## [Work instructions]
Copy out each line below exactly as it appears.

## [Data excerpts]
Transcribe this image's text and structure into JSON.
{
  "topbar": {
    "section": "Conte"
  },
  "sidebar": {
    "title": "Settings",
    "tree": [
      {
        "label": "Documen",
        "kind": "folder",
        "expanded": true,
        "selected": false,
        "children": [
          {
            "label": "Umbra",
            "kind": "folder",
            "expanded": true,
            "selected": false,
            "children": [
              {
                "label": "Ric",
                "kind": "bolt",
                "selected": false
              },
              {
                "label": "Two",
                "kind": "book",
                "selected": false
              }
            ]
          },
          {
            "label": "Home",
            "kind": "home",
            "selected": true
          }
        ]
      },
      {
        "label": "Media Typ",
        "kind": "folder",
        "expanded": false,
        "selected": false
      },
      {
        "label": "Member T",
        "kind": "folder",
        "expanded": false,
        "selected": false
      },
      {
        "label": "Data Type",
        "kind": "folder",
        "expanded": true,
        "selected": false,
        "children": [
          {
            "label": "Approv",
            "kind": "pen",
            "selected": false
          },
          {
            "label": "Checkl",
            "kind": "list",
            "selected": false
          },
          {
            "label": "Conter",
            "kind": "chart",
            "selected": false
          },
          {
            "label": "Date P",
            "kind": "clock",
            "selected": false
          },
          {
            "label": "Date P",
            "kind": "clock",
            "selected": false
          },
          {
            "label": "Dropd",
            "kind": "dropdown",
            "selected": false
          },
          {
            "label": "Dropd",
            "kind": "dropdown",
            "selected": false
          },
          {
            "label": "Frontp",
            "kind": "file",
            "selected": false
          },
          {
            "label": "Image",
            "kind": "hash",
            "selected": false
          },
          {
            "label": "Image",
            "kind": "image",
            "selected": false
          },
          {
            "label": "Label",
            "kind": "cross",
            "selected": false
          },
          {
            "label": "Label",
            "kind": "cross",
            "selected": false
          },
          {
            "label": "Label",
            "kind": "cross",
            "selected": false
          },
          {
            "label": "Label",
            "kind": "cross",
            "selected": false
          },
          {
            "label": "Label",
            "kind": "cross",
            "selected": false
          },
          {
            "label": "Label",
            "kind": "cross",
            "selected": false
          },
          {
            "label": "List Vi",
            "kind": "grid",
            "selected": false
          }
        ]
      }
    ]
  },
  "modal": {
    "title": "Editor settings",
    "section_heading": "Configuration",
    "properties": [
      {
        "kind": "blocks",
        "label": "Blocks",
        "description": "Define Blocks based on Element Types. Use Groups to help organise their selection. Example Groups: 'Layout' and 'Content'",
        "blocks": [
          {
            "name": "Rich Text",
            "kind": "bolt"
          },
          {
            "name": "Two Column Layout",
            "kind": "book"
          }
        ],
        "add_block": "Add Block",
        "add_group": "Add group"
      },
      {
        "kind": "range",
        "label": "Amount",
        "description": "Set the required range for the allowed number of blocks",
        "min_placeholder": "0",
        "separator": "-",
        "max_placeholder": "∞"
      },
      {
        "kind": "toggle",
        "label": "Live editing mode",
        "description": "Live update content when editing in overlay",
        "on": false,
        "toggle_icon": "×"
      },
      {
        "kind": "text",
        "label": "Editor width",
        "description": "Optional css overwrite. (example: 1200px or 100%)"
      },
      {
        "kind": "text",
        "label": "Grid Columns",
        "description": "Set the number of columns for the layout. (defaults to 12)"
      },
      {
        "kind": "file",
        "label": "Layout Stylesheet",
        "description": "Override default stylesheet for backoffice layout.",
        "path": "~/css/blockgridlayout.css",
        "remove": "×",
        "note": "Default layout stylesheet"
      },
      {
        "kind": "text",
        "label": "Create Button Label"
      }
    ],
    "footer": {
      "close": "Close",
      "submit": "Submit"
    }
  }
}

## [Answer below]
Transcribe this image's text and structure into JSON.
{
  "topbar": {
    "section": "Conte"
  },
  "sidebar": {
    "title": "Settings",
    "tree": [
      {
        "label": "Documen",
        "kind": "folder",
        "expanded": true,
        "selected": false,
        "children": [
          {
            "label": "Umbra",
            "kind": "folder",
            "expanded": true,
            "selected": false,
            "children": [
              {
                "label": "Ric",
                "kind": "bolt",
                "selected": false
              },
              {
                "label": "Two",
                "kind": "book",
                "selected": false
              }
            ]
          },
          {
            "label": "Home",
            "kind": "home",
            "selected": true
          }
        ]
      },
      {
        "label": "Media Typ",
        "kind": "folder",
        "expanded": false,
        "selected": false
      },
      {
        "label": "Member T",
        "kind": "folder",
        "expanded": false,
        "selected": false
      },
      {
        "label": "Data Type",
        "kind": "folder",
        "expanded": true,
        "selected": false,
        "children": [
          {
            "label": "Approv",
            "kind": "pen",
            "selected": false
          },
          {
            "label": "Checkl",
            "kind": "list",
            "selected": false
          },
          {
            "label": "Conter",
            "kind": "chart",
            "selected": false
          },
          {
            "label": "Date P",
            "kind": "clock",
            "selected": false
          },
          {
            "label": "Date P",
            "kind": "clock",
            "selected": false
          },
          {
            "label": "Dropd",
            "kind": "dropdown",
            "selected": false
          },
          {
            "label": "Dropd",
            "kind": "dropdown",
            "selected": false
          },
          {
            "label": "Frontp",
            "kind": "file",
            "selected": false
          },
          {
            "label": "Image",
            "kind": "hash",
            "selected": false
          },
          {
            "label": "Image",
            "kind": "image",
            "selected": false
          },
          {
            "label": "Label",
            "kind": "cross",
            "selected": false
          },
          {
            "label": "Label",
            "kind": "cross",
            "selected": false
          },
          {
            "label": "Label",
            "kind": "cross",
            "selected": false
          },
          {
            "label": "Label",
            "kind": "cross",
            "selected": false
          },
          {
            "label": "Label",
            "kind": "cross",
            "selected": false
          },
          {
            "label": "Label",
            "kind": "cross",
            "selected": false
          },
          {
            "label": "List Vi",
            "kind": "grid",
            "selected": false
          }
        ]
      }
    ]
  },
  "modal": {
    "title": "Editor settings",
    "section_heading": "Configuration",
    "properties": [
      {
        "kind": "blocks",
        "label": "Blocks",
        "description": "Define Blocks based on Element Types. Use Groups to help organise their selection. Example Groups: 'Layout' and 'Content'",
        "blocks": [
          {
            "name": "Rich Text",
            "kind": "bolt"
          },
          {
            "name": "Two Column Layout",
            "kind": "book"
          }
        ],
        "add_block": "Add Block",
        "add_group": "Add group"
      },
      {
        "kind": "range",
        "label": "Amount",
        "description": "Set the required range for the allowed number of blocks",
        "min_placeholder": "0",
        "separator": "-",
        "max_placeholder": "∞"
      },
      {
        "kind": "toggle",
        "label": "Live editing mode",
        "description": "Live update content when editing in overlay",
        "on": false,
        "toggle_icon": "×"
      },
      {
        "kind": "text",
        "label": "Editor width",
        "description": "Optional css overwrite. (example: 1200px or 100%)"
      },
      {
        "kind": "text",
        "label": "Grid Columns",
        "description": "Set the number of columns for the layout. (defaults to 12)"
      },
      {
        "kind": "file",
        "label": "Layout Stylesheet",
        "description": "Override default stylesheet for backoffice layout.",
        "path": "~/css/blockgridlayout.css",
        "remove": "×",
        "note": "Default layout stylesheet"
      },
      {
        "kind": "text",
        "label": "Create Button Label"
      }
    ],
    "footer": {
      "close": "Close",
      "submit": "Submit"
    }
  }
}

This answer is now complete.